**WRITTEN TASK:** Present every line in which the string "item" appears.

-- Start EXERCISE INPUTS --

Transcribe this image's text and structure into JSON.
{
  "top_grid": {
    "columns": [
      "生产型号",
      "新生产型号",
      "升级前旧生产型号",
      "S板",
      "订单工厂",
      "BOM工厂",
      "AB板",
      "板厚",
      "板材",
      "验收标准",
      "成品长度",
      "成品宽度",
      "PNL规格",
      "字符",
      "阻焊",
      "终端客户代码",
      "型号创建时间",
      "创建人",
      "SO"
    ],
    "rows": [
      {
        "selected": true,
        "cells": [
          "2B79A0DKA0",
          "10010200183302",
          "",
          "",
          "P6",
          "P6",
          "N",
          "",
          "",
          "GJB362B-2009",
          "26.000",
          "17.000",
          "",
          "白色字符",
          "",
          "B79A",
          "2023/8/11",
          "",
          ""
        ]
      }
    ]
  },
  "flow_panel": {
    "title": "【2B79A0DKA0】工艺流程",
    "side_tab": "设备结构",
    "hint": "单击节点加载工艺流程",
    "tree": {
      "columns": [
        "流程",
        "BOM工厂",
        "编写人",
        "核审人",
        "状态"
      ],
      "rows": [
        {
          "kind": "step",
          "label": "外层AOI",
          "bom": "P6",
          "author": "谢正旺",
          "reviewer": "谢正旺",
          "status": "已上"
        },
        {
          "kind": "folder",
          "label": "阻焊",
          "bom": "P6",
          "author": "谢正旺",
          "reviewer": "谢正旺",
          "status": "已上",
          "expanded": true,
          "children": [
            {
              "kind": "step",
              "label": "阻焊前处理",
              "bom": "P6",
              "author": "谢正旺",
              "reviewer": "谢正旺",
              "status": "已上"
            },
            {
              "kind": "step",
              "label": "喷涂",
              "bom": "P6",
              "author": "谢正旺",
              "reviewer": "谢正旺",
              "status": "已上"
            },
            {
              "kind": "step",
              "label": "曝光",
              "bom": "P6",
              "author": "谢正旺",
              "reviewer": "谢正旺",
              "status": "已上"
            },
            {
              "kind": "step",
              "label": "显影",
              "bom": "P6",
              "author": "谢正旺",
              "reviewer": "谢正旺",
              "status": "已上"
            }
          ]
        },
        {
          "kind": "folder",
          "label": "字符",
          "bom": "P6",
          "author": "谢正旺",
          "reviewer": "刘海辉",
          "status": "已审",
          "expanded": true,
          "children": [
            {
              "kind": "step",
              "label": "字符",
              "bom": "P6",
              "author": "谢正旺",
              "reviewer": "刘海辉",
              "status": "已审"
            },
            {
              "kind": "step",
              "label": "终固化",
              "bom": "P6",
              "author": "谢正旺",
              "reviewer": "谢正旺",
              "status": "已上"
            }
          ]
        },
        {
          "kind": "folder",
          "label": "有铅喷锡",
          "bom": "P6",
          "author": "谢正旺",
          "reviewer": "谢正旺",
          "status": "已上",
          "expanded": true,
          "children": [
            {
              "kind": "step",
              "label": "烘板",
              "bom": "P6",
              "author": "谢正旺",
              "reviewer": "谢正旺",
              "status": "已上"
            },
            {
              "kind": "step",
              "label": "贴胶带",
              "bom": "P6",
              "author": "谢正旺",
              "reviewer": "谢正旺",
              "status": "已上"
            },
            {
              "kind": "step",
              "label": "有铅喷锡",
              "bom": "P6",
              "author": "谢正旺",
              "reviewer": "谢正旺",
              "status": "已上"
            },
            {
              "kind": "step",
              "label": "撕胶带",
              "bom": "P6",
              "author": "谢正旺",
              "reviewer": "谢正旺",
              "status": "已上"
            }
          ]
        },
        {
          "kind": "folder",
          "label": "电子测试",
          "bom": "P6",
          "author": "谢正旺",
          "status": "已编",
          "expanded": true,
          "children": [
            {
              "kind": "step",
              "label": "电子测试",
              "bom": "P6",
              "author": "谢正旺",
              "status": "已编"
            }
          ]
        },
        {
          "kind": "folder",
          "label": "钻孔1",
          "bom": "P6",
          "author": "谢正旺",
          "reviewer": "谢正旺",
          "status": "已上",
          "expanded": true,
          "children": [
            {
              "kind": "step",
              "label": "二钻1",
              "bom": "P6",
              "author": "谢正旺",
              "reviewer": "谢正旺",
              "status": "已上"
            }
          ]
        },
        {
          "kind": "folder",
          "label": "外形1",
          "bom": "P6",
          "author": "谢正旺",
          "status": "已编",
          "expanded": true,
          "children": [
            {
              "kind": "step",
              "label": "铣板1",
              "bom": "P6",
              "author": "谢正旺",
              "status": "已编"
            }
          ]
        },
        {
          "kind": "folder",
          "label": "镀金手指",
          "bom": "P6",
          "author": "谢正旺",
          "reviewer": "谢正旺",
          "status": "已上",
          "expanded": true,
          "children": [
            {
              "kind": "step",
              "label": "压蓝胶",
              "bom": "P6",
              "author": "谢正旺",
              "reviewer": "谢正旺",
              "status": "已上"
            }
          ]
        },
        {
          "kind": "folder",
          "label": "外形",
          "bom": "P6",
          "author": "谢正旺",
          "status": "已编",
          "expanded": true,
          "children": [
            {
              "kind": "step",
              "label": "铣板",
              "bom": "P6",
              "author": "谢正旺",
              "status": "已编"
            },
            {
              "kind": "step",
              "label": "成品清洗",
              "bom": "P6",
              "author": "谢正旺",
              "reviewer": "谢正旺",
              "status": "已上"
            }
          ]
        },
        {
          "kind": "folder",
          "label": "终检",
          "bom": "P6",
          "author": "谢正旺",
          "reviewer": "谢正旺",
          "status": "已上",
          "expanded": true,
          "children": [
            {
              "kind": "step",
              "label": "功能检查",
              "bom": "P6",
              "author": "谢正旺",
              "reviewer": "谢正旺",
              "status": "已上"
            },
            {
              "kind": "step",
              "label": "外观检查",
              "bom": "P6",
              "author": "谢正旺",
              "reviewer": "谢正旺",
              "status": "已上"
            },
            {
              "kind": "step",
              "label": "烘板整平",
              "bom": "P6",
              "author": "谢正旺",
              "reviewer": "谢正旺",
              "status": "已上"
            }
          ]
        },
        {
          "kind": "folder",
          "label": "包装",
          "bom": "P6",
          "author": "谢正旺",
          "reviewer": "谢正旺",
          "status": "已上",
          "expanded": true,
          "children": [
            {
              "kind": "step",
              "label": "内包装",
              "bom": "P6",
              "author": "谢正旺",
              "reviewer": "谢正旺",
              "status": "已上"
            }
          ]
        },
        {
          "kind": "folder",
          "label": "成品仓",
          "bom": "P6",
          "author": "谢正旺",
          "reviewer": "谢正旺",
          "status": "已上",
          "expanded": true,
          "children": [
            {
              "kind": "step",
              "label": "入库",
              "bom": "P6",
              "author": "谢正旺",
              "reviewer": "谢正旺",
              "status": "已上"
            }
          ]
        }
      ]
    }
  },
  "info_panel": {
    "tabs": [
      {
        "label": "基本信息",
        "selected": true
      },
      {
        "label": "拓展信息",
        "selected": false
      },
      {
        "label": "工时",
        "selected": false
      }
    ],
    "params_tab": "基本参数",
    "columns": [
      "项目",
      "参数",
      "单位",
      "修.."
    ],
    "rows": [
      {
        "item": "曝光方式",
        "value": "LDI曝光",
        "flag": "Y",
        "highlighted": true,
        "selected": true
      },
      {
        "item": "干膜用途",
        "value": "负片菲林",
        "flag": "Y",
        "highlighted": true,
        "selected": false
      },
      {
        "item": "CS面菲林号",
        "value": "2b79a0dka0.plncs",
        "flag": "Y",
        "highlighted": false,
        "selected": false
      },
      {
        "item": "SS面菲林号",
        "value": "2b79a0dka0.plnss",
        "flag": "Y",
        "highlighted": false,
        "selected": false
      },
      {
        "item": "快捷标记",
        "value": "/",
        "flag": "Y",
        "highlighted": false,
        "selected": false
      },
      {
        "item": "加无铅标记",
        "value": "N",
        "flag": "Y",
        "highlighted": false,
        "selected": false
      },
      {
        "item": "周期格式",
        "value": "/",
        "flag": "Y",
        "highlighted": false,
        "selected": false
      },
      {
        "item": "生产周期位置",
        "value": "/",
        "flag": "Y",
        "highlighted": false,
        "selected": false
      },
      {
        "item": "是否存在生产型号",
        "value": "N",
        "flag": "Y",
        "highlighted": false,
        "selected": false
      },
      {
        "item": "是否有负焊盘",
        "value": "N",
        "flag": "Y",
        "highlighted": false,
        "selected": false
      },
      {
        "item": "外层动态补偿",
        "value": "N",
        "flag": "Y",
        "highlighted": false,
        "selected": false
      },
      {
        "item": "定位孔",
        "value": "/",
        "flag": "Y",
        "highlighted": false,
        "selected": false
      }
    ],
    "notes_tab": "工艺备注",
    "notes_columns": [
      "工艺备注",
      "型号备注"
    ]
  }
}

-- End EXERCISE INPUTS --

**RESULT OF THE TASK:**
        "item": "曝光方式",
        "item": "干膜用途",
        "item": "CS面菲林号",
        "item": "SS面菲林号",
        "item": "快捷标记",
        "item": "加无铅标记",
        "item": "周期格式",
        "item": "生产周期位置",
        "item": "是否存在生产型号",
        "item": "是否有负焊盘",
        "item": "外层动态补偿",
        "item": "定位孔",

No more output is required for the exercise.